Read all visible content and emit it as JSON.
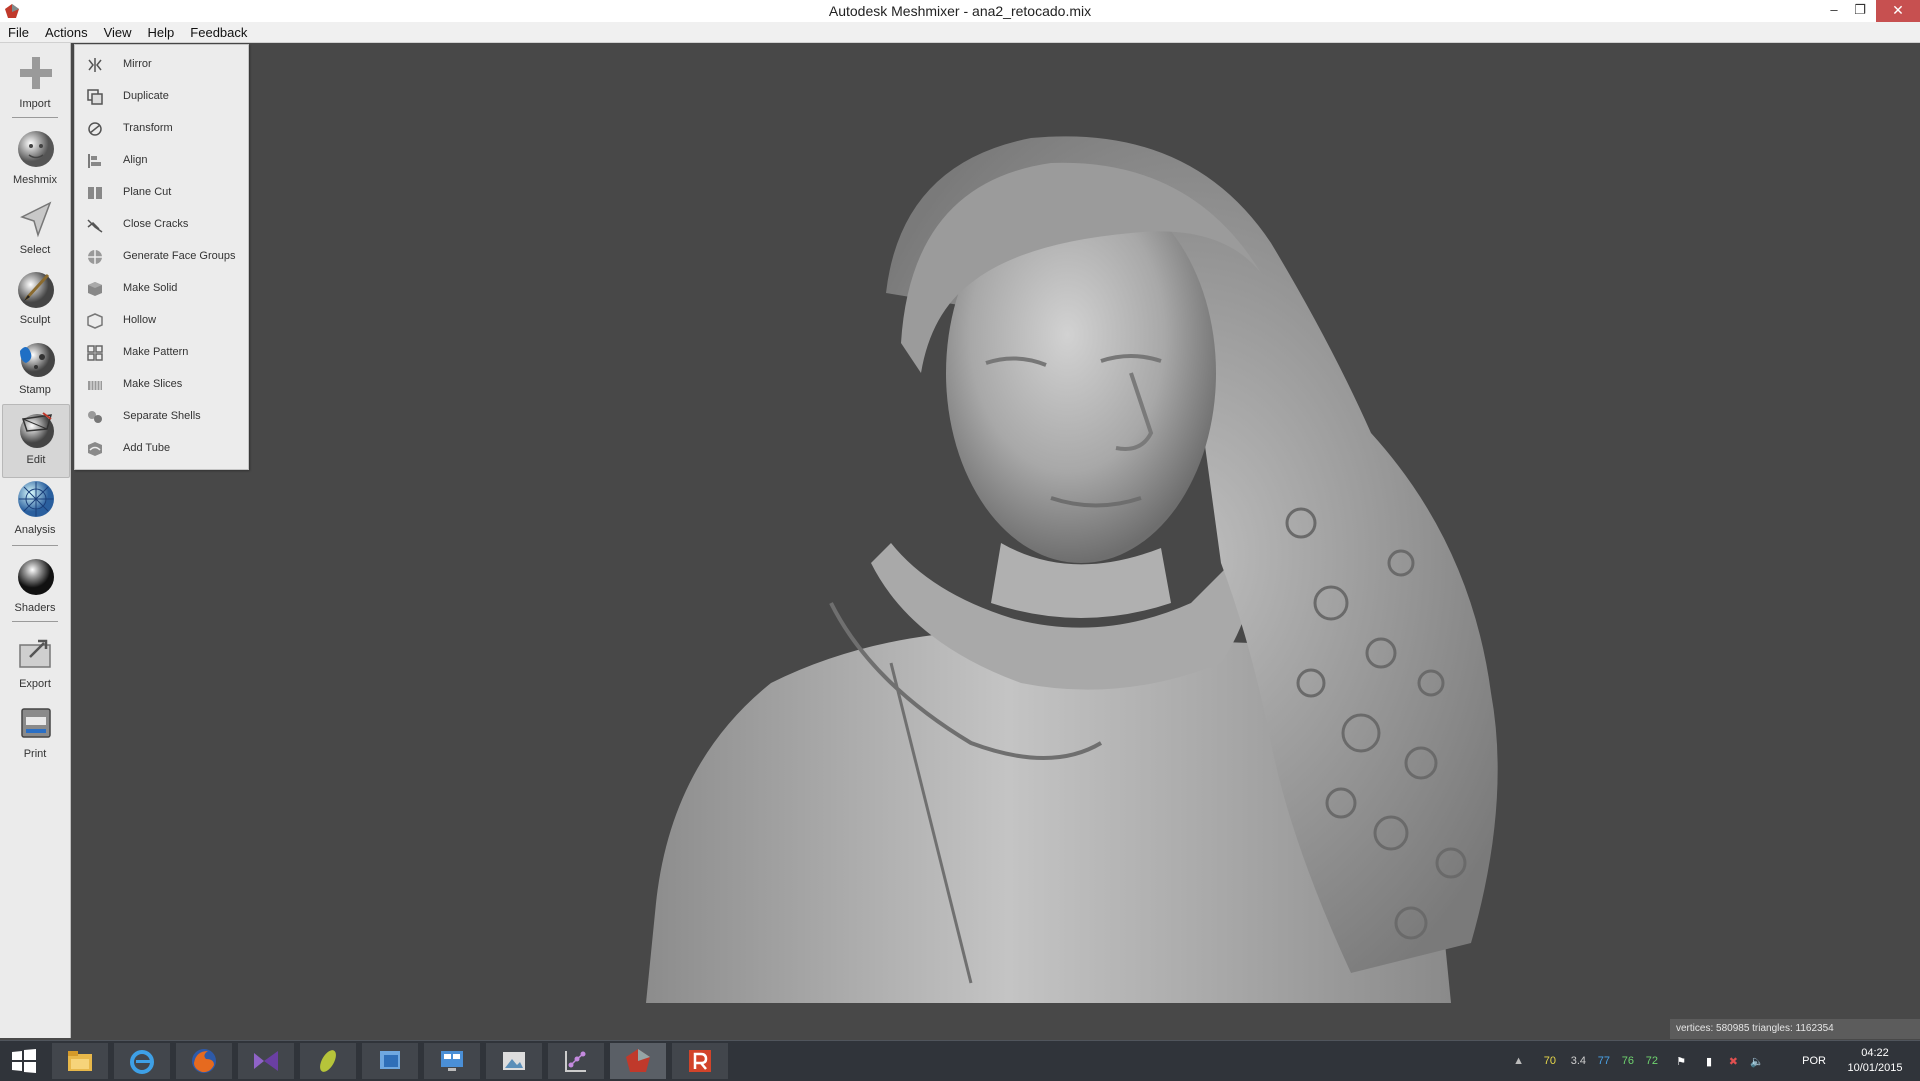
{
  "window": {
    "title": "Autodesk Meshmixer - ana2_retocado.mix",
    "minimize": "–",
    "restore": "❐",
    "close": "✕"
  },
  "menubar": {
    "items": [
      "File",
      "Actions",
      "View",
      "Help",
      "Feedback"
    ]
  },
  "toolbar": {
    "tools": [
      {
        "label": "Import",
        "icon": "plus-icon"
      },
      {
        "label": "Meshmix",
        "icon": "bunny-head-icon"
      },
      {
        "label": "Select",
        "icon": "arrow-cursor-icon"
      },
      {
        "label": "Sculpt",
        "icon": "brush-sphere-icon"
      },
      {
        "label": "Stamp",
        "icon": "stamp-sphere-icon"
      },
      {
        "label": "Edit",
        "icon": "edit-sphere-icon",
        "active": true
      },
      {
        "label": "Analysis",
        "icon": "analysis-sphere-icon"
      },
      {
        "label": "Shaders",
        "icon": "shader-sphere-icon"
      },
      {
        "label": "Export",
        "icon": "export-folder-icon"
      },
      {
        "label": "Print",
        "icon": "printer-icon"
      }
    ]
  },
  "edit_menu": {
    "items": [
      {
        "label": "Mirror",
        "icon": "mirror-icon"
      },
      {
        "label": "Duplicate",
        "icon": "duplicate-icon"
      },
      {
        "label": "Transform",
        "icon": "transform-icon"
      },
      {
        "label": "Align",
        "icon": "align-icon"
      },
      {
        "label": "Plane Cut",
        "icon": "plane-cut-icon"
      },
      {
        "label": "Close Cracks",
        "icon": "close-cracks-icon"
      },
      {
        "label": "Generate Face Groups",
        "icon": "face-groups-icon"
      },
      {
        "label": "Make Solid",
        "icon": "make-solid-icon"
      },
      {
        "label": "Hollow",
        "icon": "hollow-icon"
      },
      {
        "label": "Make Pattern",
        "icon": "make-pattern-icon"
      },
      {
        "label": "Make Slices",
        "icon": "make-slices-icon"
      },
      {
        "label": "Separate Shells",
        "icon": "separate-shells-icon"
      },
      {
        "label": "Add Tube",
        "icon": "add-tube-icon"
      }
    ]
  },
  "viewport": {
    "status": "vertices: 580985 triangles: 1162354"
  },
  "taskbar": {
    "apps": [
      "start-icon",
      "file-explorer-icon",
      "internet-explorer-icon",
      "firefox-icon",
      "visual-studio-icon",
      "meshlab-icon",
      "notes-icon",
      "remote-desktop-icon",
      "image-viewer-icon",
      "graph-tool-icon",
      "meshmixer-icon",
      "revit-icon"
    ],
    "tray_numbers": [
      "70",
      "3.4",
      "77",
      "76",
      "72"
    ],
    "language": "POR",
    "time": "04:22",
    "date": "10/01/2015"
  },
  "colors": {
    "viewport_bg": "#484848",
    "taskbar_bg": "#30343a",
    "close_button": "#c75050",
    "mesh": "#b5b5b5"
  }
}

GIVEN EXERCISE: Repeat the data exactly, without the pictures.

WRITTEN SOLUTION:
Read all visible content and emit it as JSON.
{
  "window": {
    "title": "Autodesk Meshmixer - ana2_retocado.mix",
    "minimize": "–",
    "restore": "❐",
    "close": "✕"
  },
  "menubar": {
    "items": [
      "File",
      "Actions",
      "View",
      "Help",
      "Feedback"
    ]
  },
  "toolbar": {
    "tools": [
      {
        "label": "Import",
        "icon": "plus-icon"
      },
      {
        "label": "Meshmix",
        "icon": "bunny-head-icon"
      },
      {
        "label": "Select",
        "icon": "arrow-cursor-icon"
      },
      {
        "label": "Sculpt",
        "icon": "brush-sphere-icon"
      },
      {
        "label": "Stamp",
        "icon": "stamp-sphere-icon"
      },
      {
        "label": "Edit",
        "icon": "edit-sphere-icon",
        "active": true
      },
      {
        "label": "Analysis",
        "icon": "analysis-sphere-icon"
      },
      {
        "label": "Shaders",
        "icon": "shader-sphere-icon"
      },
      {
        "label": "Export",
        "icon": "export-folder-icon"
      },
      {
        "label": "Print",
        "icon": "printer-icon"
      }
    ]
  },
  "edit_menu": {
    "items": [
      {
        "label": "Mirror",
        "icon": "mirror-icon"
      },
      {
        "label": "Duplicate",
        "icon": "duplicate-icon"
      },
      {
        "label": "Transform",
        "icon": "transform-icon"
      },
      {
        "label": "Align",
        "icon": "align-icon"
      },
      {
        "label": "Plane Cut",
        "icon": "plane-cut-icon"
      },
      {
        "label": "Close Cracks",
        "icon": "close-cracks-icon"
      },
      {
        "label": "Generate Face Groups",
        "icon": "face-groups-icon"
      },
      {
        "label": "Make Solid",
        "icon": "make-solid-icon"
      },
      {
        "label": "Hollow",
        "icon": "hollow-icon"
      },
      {
        "label": "Make Pattern",
        "icon": "make-pattern-icon"
      },
      {
        "label": "Make Slices",
        "icon": "make-slices-icon"
      },
      {
        "label": "Separate Shells",
        "icon": "separate-shells-icon"
      },
      {
        "label": "Add Tube",
        "icon": "add-tube-icon"
      }
    ]
  },
  "viewport": {
    "status": "vertices: 580985 triangles: 1162354"
  },
  "taskbar": {
    "apps": [
      "start-icon",
      "file-explorer-icon",
      "internet-explorer-icon",
      "firefox-icon",
      "visual-studio-icon",
      "meshlab-icon",
      "notes-icon",
      "remote-desktop-icon",
      "image-viewer-icon",
      "graph-tool-icon",
      "meshmixer-icon",
      "revit-icon"
    ],
    "tray_numbers": [
      "70",
      "3.4",
      "77",
      "76",
      "72"
    ],
    "language": "POR",
    "time": "04:22",
    "date": "10/01/2015"
  },
  "colors": {
    "viewport_bg": "#484848",
    "taskbar_bg": "#30343a",
    "close_button": "#c75050",
    "mesh": "#b5b5b5"
  }
}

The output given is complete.